BEGIN Excerpted records
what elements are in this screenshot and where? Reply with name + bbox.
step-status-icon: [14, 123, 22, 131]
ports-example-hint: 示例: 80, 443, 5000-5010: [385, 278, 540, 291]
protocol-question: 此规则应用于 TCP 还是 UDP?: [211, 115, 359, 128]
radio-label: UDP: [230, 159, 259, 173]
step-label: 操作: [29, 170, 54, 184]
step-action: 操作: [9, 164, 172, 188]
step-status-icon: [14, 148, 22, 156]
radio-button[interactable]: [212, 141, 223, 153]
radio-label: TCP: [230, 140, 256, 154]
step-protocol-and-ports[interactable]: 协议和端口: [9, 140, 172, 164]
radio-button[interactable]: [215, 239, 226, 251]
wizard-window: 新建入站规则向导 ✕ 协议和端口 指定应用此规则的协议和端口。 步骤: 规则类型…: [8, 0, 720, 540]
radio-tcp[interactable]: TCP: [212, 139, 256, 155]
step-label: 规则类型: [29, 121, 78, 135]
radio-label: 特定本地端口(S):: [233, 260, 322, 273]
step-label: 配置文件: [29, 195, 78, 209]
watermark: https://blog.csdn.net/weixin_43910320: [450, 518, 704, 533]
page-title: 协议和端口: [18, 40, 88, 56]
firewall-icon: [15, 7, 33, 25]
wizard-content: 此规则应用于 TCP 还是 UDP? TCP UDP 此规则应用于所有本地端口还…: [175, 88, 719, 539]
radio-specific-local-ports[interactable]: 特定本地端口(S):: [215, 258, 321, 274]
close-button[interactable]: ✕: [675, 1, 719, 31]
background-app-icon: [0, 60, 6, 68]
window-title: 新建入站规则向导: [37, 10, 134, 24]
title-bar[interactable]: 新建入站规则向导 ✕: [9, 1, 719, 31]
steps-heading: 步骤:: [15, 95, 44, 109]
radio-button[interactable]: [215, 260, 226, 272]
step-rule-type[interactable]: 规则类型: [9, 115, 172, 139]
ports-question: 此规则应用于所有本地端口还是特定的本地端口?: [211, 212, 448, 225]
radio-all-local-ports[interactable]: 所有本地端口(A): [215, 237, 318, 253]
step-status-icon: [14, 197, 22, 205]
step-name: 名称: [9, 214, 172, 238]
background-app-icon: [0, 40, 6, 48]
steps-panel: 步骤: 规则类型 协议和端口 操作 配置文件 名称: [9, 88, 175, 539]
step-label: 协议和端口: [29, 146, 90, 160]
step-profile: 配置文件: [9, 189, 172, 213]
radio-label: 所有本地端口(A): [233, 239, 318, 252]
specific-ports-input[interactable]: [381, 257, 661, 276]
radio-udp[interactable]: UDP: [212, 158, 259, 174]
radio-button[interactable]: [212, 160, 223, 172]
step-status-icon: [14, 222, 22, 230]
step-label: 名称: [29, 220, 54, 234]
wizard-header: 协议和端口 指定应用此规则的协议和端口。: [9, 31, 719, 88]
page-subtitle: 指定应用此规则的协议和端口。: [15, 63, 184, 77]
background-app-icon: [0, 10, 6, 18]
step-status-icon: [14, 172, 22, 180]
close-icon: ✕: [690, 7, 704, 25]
END Excerpted records
# Given instruction
How many lines of the items above contain the string "新建入站规则向导"? Give only the number.

# Written response
3